### What to do
Locate the string "trabajo" throughout the material and copy every line in which it occurs.

### Dataset extract
================================

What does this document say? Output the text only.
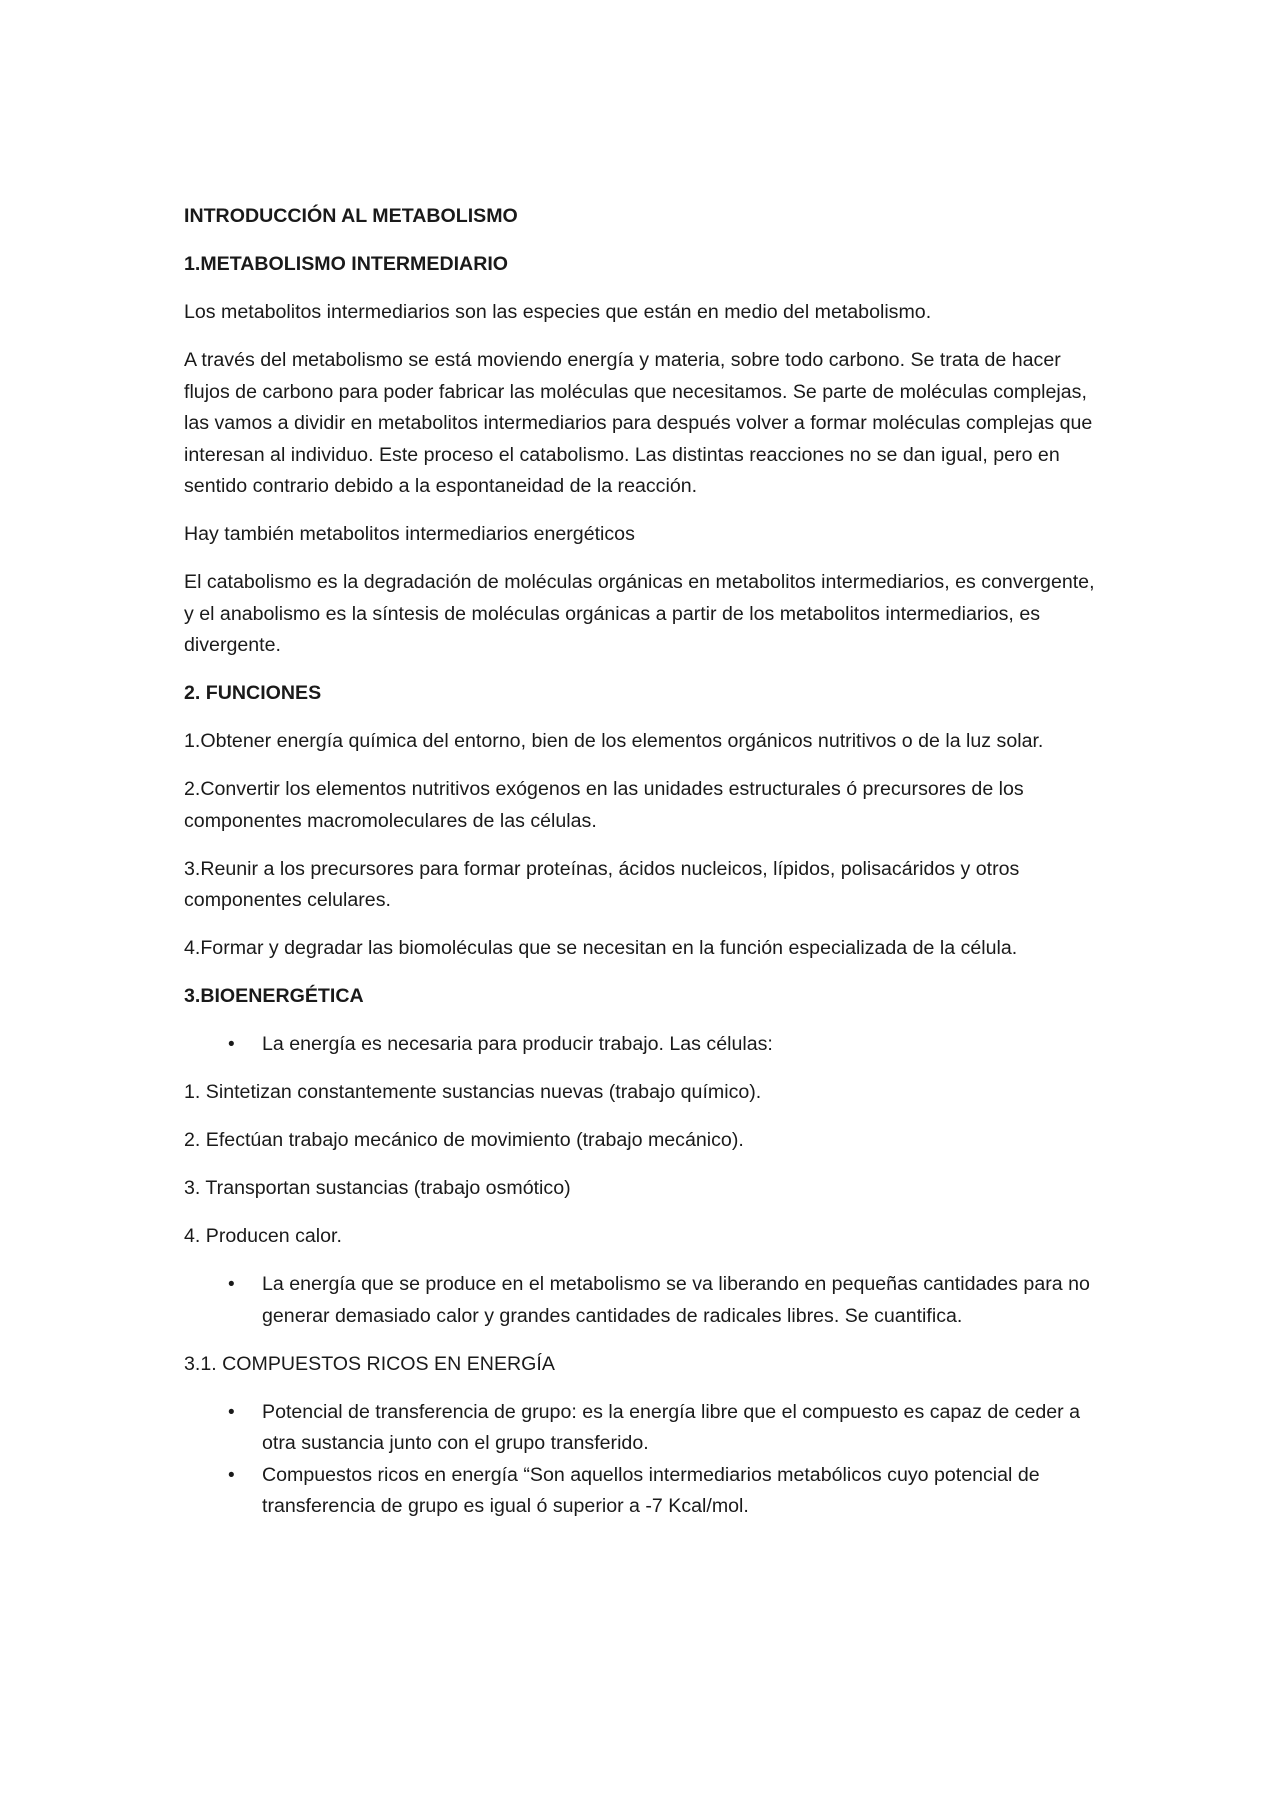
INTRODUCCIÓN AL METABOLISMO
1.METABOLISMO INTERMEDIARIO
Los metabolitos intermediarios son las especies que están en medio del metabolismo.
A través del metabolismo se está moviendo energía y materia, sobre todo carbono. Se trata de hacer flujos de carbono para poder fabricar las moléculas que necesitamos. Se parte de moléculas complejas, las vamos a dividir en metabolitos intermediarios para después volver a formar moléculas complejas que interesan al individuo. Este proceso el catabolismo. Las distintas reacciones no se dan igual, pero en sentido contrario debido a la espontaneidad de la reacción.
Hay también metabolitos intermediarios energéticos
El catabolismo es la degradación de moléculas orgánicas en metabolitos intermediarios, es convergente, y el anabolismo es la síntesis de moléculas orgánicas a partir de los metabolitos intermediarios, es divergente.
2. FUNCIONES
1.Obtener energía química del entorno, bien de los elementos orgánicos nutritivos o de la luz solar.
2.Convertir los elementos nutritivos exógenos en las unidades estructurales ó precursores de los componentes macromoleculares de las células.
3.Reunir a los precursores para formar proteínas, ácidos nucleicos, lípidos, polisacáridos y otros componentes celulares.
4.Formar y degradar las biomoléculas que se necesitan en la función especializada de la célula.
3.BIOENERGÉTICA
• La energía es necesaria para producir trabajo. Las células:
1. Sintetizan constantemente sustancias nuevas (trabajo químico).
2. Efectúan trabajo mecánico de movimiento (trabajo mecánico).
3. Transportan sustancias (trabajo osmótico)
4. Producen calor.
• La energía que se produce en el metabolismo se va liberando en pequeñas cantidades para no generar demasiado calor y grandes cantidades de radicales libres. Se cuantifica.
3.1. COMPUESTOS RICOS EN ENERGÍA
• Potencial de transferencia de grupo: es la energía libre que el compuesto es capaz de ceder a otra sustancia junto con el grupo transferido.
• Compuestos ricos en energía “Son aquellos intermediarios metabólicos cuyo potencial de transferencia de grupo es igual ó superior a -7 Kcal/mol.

================================

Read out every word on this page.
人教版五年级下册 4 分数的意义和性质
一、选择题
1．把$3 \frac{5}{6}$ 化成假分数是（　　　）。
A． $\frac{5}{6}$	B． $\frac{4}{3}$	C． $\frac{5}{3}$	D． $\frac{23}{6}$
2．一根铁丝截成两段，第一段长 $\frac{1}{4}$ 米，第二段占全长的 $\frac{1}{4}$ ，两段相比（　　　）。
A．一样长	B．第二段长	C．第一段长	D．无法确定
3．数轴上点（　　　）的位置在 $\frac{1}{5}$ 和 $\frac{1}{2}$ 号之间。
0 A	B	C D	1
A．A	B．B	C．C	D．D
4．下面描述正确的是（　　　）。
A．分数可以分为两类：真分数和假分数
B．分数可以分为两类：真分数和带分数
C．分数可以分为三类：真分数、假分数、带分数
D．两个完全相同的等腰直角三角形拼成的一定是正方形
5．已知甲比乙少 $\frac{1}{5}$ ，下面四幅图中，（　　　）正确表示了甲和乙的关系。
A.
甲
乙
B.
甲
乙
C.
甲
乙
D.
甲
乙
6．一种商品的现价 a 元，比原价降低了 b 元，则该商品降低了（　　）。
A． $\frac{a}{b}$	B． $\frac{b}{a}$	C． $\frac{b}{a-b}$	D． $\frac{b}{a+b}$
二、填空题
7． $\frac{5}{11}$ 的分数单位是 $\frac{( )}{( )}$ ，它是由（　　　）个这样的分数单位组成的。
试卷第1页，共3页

================================

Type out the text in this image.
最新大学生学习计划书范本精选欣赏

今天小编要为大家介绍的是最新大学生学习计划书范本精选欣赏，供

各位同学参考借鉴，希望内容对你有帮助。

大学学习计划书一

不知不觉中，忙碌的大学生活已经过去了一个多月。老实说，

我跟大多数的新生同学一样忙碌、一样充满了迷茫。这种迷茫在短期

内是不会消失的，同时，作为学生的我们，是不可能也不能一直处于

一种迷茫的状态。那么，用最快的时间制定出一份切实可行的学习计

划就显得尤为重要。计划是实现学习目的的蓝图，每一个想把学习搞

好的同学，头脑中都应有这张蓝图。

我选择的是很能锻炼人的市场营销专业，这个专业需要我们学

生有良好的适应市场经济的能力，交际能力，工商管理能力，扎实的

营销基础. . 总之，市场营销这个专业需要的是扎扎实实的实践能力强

================================

### Written response
• La energía es necesaria para producir trabajo. Las células:
1. Sintetizan constantemente sustancias nuevas (trabajo químico).
2. Efectúan trabajo mecánico de movimiento (trabajo mecánico).
3. Transportan sustancias (trabajo osmótico)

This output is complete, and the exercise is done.